What is the number of lines in the entries below that include the word "JSON"? Provide the number only.
------ Input for this task
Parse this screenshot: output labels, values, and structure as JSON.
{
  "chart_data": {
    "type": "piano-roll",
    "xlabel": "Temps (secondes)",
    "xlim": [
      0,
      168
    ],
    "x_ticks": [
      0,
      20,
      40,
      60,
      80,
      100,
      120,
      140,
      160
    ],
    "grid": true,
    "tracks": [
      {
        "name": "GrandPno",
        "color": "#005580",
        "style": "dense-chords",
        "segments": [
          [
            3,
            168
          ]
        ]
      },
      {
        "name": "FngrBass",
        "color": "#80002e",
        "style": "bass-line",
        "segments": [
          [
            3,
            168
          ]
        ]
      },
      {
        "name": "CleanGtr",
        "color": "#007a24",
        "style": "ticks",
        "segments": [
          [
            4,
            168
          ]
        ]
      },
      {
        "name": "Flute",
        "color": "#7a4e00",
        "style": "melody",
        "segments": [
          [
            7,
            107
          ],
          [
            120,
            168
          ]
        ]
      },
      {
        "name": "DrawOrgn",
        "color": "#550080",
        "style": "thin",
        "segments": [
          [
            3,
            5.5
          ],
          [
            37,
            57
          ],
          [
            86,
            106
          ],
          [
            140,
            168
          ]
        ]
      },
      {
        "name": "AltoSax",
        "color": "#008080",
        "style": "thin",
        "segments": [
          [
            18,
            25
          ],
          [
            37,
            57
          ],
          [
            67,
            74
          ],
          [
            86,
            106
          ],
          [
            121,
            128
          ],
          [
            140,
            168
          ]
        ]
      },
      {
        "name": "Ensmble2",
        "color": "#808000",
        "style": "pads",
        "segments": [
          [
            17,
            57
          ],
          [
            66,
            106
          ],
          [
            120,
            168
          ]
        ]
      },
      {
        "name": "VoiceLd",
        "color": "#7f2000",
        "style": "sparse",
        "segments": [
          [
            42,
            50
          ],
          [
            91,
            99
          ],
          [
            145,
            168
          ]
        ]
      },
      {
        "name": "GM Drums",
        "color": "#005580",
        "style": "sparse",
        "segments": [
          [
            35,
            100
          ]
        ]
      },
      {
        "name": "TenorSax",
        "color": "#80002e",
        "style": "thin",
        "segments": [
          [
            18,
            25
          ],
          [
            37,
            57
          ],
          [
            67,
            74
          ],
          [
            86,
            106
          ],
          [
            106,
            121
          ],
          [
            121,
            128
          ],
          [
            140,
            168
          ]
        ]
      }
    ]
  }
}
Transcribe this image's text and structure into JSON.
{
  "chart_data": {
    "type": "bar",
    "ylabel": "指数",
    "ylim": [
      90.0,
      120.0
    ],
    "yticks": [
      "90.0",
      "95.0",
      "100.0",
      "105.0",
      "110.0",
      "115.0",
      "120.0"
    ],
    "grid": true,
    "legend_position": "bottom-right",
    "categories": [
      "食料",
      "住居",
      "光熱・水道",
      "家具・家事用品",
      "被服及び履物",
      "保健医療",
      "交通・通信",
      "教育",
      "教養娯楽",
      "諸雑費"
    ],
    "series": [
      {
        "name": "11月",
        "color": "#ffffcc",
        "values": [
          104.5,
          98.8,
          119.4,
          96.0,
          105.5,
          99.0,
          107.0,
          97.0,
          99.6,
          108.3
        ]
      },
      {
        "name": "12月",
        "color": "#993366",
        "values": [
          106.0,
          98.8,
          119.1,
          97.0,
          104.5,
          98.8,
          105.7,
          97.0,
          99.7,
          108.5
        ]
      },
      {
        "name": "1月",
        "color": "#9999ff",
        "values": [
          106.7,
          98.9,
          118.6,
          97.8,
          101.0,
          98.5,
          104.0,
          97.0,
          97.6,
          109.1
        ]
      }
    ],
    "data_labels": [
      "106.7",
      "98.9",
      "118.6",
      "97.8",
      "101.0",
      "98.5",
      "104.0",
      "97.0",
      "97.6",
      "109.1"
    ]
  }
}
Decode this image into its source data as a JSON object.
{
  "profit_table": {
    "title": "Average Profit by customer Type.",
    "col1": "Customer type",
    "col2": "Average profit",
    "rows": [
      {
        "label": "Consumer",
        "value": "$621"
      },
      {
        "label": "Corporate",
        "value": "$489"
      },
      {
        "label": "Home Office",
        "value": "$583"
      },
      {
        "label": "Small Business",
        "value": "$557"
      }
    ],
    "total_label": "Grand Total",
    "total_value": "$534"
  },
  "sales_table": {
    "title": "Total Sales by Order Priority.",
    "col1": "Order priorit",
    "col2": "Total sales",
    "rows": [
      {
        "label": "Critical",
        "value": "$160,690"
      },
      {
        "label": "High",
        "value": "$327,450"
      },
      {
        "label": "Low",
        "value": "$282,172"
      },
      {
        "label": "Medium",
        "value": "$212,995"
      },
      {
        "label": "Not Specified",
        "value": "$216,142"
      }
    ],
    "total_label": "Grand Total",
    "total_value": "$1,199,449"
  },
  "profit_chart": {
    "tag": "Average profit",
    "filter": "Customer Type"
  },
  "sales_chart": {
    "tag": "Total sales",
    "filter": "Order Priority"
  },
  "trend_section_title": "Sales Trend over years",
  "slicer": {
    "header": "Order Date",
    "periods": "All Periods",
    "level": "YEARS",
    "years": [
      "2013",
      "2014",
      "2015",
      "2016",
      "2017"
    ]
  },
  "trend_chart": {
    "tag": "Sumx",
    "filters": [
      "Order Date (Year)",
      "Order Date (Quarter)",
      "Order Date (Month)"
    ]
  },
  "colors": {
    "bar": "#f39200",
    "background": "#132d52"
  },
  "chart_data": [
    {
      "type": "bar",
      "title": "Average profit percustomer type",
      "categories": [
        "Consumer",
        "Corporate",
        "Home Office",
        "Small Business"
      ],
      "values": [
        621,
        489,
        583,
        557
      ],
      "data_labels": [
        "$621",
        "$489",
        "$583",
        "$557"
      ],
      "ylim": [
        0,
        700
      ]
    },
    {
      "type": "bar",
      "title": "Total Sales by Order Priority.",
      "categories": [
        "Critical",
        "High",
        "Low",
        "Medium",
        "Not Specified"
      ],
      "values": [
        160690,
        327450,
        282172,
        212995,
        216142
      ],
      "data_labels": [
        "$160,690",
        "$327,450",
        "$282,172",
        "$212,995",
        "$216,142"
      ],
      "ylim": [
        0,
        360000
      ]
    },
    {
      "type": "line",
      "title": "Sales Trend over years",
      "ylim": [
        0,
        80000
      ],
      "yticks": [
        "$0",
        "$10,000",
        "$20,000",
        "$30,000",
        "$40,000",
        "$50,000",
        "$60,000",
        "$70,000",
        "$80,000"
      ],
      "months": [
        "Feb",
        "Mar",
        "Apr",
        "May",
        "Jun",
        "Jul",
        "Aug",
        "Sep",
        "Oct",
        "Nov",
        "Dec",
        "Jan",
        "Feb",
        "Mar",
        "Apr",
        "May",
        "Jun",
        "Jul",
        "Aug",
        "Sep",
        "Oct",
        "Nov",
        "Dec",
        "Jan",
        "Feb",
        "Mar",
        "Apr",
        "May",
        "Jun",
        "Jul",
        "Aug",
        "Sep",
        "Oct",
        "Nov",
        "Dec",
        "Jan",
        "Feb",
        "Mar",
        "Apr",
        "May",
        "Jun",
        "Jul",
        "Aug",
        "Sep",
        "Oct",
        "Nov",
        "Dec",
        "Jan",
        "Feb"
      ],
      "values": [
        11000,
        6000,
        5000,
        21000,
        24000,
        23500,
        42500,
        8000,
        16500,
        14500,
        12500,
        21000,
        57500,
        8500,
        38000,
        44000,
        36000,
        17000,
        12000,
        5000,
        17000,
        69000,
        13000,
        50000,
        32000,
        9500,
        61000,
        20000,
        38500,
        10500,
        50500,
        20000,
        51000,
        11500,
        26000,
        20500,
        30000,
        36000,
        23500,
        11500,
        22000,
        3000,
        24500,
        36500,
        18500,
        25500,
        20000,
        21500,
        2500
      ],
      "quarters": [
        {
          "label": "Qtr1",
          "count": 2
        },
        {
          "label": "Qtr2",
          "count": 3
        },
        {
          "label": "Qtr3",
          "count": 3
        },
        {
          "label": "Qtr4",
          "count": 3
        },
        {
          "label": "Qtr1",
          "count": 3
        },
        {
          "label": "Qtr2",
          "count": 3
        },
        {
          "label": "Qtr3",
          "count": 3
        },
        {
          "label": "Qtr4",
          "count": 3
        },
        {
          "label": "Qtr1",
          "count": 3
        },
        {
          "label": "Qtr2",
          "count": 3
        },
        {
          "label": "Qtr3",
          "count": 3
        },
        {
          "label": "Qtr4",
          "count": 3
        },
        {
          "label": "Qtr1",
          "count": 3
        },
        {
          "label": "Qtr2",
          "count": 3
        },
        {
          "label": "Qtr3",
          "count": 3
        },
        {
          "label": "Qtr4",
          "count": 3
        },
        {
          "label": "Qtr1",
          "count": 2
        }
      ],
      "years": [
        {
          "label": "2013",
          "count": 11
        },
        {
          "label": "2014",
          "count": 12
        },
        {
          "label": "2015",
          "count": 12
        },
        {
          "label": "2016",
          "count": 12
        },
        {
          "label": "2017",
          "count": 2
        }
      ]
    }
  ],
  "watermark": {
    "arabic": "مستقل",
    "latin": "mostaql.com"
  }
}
------------
▶ [Result of this exercise]: 3